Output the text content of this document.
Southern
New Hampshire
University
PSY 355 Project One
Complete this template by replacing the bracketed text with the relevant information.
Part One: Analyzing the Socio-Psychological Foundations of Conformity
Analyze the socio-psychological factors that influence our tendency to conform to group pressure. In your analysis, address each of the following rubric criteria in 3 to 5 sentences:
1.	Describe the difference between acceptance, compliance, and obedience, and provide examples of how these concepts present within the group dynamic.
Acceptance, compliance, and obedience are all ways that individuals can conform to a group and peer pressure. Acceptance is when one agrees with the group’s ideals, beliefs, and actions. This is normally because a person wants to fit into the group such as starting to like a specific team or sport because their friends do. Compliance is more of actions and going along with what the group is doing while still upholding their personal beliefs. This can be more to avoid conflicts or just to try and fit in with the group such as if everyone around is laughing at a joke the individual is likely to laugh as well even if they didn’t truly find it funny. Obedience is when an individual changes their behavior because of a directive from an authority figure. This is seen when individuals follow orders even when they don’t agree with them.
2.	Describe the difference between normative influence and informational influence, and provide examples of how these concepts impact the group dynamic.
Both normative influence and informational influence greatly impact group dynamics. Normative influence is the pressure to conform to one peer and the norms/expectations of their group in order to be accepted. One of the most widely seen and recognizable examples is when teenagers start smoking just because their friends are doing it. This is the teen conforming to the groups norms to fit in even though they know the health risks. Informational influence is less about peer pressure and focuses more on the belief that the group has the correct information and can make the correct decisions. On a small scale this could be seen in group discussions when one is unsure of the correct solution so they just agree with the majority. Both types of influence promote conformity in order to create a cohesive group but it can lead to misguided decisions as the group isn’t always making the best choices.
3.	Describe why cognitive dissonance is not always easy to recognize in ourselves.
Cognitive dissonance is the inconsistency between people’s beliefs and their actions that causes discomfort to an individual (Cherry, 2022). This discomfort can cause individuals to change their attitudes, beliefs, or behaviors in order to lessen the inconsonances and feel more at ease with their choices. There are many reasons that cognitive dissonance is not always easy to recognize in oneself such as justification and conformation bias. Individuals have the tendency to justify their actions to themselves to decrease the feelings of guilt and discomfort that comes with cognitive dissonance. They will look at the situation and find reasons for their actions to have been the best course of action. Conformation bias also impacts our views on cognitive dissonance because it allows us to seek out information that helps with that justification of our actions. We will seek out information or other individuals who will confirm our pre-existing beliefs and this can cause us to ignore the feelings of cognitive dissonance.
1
# # #
Set task: Print out every entry, keeping each one exact.

Result for this exercise:
Output the text content of this document.
Southern
New Hampshire
University
PSY 355 Project One
Complete this template by replacing the bracketed text with the relevant information.
Part One: Analyzing the Socio-Psychological Foundations of Conformity
Analyze the socio-psychological factors that influence our tendency to conform to group pressure. In your analysis, address each of the following rubric criteria in 3 to 5 sentences:
1.	Describe the difference between acceptance, compliance, and obedience, and provide examples of how these concepts present within the group dynamic.
Acceptance, compliance, and obedience are all ways that individuals can conform to a group and peer pressure. Acceptance is when one agrees with the group’s ideals, beliefs, and actions. This is normally because a person wants to fit into the group such as starting to like a specific team or sport because their friends do. Compliance is more of actions and going along with what the group is doing while still upholding their personal beliefs. This can be more to avoid conflicts or just to try and fit in with the group such as if everyone around is laughing at a joke the individual is likely to laugh as well even if they didn’t truly find it funny. Obedience is when an individual changes their behavior because of a directive from an authority figure. This is seen when individuals follow orders even when they don’t agree with them.
2.	Describe the difference between normative influence and informational influence, and provide examples of how these concepts impact the group dynamic.
Both normative influence and informational influence greatly impact group dynamics. Normative influence is the pressure to conform to one peer and the norms/expectations of their group in order to be accepted. One of the most widely seen and recognizable examples is when teenagers start smoking just because their friends are doing it. This is the teen conforming to the groups norms to fit in even though they know the health risks. Informational influence is less about peer pressure and focuses more on the belief that the group has the correct information and can make the correct decisions. On a small scale this could be seen in group discussions when one is unsure of the correct solution so they just agree with the majority. Both types of influence promote conformity in order to create a cohesive group but it can lead to misguided decisions as the group isn’t always making the best choices.
3.	Describe why cognitive dissonance is not always easy to recognize in ourselves.
Cognitive dissonance is the inconsistency between people’s beliefs and their actions that causes discomfort to an individual (Cherry, 2022). This discomfort can cause individuals to change their attitudes, beliefs, or behaviors in order to lessen the inconsonances and feel more at ease with their choices. There are many reasons that cognitive dissonance is not always easy to recognize in oneself such as justification and conformation bias. Individuals have the tendency to justify their actions to themselves to decrease the feelings of guilt and discomfort that comes with cognitive dissonance. They will look at the situation and find reasons for their actions to have been the best course of action. Conformation bias also impacts our views on cognitive dissonance because it allows us to seek out information that helps with that justification of our actions. We will seek out information or other individuals who will confirm our pre-existing beliefs and this can cause us to ignore the feelings of cognitive dissonance.
1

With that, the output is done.